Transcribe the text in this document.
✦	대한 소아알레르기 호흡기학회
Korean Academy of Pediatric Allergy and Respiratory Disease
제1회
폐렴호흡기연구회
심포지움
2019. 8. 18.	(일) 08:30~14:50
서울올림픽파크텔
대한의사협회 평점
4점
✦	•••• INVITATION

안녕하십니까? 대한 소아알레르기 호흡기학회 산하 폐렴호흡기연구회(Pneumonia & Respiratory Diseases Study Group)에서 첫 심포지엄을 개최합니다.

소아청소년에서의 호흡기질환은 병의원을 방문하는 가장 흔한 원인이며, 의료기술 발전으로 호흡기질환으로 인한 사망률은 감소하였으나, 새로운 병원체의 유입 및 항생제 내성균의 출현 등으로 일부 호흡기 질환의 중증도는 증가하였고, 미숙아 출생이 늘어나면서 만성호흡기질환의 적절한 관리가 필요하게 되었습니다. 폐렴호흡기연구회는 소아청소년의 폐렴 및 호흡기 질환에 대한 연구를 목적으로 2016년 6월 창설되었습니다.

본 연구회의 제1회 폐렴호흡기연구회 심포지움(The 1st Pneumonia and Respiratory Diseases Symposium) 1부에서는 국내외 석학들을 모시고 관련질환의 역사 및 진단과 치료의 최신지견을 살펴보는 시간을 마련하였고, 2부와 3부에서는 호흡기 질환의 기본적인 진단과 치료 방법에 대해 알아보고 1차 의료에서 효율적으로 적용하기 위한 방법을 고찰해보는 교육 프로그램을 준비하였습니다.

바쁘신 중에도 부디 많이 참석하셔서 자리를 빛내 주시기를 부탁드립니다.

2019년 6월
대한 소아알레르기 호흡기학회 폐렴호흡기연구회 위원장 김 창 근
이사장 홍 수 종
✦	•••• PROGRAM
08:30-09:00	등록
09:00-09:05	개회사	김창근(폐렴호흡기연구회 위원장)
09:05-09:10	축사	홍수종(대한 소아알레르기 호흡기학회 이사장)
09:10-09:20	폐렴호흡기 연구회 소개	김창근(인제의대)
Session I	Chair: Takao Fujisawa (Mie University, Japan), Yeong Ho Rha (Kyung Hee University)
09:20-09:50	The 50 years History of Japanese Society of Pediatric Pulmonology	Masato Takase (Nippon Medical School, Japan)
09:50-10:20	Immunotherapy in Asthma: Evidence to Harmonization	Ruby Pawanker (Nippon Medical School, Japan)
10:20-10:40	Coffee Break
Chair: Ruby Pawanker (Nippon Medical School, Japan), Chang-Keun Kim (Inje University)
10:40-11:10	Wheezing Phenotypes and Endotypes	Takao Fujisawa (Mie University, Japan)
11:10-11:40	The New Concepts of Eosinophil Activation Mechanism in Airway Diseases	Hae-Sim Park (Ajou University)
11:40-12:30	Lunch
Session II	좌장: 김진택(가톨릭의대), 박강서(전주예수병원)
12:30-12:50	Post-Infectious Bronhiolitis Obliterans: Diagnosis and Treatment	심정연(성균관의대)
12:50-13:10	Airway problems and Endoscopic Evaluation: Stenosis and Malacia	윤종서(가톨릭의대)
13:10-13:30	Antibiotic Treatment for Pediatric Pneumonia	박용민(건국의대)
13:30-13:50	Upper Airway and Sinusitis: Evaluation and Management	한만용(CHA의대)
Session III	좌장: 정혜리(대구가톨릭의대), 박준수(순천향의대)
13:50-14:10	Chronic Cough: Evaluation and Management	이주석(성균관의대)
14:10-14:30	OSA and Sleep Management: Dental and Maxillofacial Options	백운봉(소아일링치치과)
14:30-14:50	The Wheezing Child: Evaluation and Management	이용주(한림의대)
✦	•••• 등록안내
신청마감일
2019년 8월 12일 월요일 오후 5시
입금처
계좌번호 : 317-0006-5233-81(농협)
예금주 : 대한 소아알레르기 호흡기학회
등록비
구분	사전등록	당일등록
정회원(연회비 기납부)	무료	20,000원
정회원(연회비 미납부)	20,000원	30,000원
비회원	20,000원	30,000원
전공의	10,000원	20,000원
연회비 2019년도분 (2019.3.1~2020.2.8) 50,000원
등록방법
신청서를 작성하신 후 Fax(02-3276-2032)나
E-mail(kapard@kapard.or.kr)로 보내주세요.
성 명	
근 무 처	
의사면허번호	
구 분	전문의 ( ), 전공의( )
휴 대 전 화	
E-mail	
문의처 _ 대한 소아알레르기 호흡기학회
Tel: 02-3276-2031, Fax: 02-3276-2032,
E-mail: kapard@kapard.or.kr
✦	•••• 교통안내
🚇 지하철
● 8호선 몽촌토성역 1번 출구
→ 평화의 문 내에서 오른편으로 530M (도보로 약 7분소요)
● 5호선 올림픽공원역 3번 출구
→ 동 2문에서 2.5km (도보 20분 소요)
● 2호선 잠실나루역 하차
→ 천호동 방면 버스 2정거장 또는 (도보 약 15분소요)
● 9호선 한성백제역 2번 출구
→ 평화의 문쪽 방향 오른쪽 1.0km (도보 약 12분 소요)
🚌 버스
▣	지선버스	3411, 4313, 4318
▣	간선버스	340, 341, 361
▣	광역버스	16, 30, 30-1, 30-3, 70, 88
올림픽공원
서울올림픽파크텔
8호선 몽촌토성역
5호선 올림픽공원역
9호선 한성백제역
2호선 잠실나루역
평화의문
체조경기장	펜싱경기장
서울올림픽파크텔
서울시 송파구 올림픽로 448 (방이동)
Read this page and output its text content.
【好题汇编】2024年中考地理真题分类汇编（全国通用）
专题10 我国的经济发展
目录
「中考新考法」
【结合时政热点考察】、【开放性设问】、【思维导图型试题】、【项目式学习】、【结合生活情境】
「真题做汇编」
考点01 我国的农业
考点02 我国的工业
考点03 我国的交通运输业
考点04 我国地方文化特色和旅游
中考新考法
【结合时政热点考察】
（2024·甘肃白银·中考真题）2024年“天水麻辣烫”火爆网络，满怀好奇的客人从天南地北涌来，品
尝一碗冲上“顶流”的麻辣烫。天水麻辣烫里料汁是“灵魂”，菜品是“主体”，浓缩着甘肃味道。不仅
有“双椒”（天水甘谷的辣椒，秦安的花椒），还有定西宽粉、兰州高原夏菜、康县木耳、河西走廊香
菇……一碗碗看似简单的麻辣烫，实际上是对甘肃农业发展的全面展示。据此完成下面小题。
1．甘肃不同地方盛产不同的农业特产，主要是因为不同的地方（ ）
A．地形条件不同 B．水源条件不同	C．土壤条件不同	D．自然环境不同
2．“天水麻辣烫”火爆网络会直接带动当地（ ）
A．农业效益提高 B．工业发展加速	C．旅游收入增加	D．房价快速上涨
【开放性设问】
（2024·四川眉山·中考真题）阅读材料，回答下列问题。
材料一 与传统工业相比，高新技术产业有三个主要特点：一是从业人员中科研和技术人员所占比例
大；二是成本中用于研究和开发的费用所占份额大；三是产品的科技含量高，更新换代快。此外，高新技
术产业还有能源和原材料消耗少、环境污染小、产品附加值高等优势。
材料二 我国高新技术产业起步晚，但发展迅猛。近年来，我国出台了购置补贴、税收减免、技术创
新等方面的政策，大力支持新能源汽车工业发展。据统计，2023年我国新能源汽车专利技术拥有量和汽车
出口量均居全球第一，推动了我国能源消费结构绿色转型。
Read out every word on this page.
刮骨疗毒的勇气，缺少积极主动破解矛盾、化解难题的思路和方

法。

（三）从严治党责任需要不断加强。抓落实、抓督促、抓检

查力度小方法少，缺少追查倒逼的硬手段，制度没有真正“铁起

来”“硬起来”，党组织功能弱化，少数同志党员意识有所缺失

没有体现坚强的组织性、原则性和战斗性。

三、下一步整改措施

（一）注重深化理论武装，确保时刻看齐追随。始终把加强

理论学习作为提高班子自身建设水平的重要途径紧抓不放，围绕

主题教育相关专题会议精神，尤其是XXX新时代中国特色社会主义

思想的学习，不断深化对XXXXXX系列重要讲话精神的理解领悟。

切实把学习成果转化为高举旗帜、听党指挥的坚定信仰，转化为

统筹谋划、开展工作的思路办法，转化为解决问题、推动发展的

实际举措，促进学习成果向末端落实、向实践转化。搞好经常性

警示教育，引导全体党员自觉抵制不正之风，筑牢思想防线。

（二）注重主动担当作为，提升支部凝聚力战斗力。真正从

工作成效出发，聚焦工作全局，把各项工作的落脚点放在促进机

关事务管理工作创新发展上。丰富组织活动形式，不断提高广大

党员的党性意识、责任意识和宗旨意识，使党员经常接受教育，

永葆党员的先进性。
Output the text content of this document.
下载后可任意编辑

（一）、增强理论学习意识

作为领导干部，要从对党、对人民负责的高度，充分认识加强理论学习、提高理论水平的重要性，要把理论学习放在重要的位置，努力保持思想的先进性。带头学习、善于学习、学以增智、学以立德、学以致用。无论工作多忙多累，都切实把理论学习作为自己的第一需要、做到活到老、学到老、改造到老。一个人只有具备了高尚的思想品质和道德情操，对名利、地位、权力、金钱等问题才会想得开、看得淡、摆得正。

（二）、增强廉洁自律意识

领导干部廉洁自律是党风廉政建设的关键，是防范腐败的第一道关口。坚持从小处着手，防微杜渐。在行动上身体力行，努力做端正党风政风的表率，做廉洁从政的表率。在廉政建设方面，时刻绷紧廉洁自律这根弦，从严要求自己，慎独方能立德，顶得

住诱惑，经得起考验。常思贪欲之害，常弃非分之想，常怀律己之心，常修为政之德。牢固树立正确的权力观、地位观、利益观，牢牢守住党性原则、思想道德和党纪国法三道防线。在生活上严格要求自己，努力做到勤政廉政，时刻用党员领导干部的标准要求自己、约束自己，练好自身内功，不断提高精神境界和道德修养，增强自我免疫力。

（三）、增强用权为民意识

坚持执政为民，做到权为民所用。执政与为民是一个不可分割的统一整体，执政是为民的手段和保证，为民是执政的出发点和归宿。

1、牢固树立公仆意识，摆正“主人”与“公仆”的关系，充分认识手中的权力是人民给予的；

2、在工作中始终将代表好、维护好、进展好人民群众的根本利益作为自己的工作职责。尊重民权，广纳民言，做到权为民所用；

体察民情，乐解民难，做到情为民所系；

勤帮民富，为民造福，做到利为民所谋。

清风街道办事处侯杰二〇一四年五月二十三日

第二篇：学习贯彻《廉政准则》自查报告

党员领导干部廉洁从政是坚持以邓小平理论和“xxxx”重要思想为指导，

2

*The exercise*: Gather each line of the records holding the string "做到权为民所用".

*Finished task*:
坚持执政为民，做到权为民所用。执政与为民是一个不可分割的统一整体，执政是为民的手段和保证，为民是执政的出发点和归宿。
2、在工作中始终将代表好、维护好、进展好人民群众的根本利益作为自己的工作职责。尊重民权，广纳民言，做到权为民所用；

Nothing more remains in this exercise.